Extract every line below, verbatim.

+++

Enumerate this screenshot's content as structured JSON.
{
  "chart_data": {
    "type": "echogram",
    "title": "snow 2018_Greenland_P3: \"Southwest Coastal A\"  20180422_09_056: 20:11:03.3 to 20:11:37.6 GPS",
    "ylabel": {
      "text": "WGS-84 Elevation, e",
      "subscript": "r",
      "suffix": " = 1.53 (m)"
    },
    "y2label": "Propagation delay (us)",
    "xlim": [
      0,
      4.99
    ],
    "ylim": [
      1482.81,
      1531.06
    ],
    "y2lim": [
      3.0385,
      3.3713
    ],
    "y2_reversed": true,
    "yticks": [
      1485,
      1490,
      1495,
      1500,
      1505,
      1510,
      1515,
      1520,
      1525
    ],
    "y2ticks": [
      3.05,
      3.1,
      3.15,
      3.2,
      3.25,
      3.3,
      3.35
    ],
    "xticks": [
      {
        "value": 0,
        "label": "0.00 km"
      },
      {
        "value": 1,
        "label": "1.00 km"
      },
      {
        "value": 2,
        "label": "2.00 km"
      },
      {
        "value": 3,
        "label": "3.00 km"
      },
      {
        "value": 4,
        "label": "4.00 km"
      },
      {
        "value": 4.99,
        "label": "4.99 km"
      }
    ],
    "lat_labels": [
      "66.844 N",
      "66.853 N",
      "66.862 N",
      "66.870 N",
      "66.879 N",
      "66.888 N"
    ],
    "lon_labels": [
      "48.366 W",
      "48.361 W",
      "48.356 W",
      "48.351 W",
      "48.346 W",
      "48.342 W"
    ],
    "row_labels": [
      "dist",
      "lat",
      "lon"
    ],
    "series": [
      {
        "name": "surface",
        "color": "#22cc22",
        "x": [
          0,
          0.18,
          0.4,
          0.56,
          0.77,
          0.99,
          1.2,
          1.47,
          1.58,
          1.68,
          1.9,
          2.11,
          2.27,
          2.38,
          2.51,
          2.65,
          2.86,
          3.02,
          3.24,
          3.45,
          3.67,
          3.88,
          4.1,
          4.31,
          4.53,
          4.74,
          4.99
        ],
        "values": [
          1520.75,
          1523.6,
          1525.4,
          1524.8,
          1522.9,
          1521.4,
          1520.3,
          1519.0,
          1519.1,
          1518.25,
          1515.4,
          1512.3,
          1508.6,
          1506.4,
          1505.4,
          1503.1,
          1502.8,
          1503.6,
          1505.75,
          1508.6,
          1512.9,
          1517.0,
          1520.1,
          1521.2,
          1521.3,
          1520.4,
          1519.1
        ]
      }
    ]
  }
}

+++

COMPLETE RESPONSE:
Enumerate this screenshot's content as structured JSON.
{
  "chart_data": {
    "type": "echogram",
    "title": "snow 2018_Greenland_P3: \"Southwest Coastal A\"  20180422_09_056: 20:11:03.3 to 20:11:37.6 GPS",
    "ylabel": {
      "text": "WGS-84 Elevation, e",
      "subscript": "r",
      "suffix": " = 1.53 (m)"
    },
    "y2label": "Propagation delay (us)",
    "xlim": [
      0,
      4.99
    ],
    "ylim": [
      1482.81,
      1531.06
    ],
    "y2lim": [
      3.0385,
      3.3713
    ],
    "y2_reversed": true,
    "yticks": [
      1485,
      1490,
      1495,
      1500,
      1505,
      1510,
      1515,
      1520,
      1525
    ],
    "y2ticks": [
      3.05,
      3.1,
      3.15,
      3.2,
      3.25,
      3.3,
      3.35
    ],
    "xticks": [
      {
        "value": 0,
        "label": "0.00 km"
      },
      {
        "value": 1,
        "label": "1.00 km"
      },
      {
        "value": 2,
        "label": "2.00 km"
      },
      {
        "value": 3,
        "label": "3.00 km"
      },
      {
        "value": 4,
        "label": "4.00 km"
      },
      {
        "value": 4.99,
        "label": "4.99 km"
      }
    ],
    "lat_labels": [
      "66.844 N",
      "66.853 N",
      "66.862 N",
      "66.870 N",
      "66.879 N",
      "66.888 N"
    ],
    "lon_labels": [
      "48.366 W",
      "48.361 W",
      "48.356 W",
      "48.351 W",
      "48.346 W",
      "48.342 W"
    ],
    "row_labels": [
      "dist",
      "lat",
      "lon"
    ],
    "series": [
      {
        "name": "surface",
        "color": "#22cc22",
        "x": [
          0,
          0.18,
          0.4,
          0.56,
          0.77,
          0.99,
          1.2,
          1.47,
          1.58,
          1.68,
          1.9,
          2.11,
          2.27,
          2.38,
          2.51,
          2.65,
          2.86,
          3.02,
          3.24,
          3.45,
          3.67,
          3.88,
          4.1,
          4.31,
          4.53,
          4.74,
          4.99
        ],
        "values": [
          1520.75,
          1523.6,
          1525.4,
          1524.8,
          1522.9,
          1521.4,
          1520.3,
          1519.0,
          1519.1,
          1518.25,
          1515.4,
          1512.3,
          1508.6,
          1506.4,
          1505.4,
          1503.1,
          1502.8,
          1503.6,
          1505.75,
          1508.6,
          1512.9,
          1517.0,
          1520.1,
          1521.2,
          1521.3,
          1520.4,
          1519.1
        ]
      }
    ]
  }
}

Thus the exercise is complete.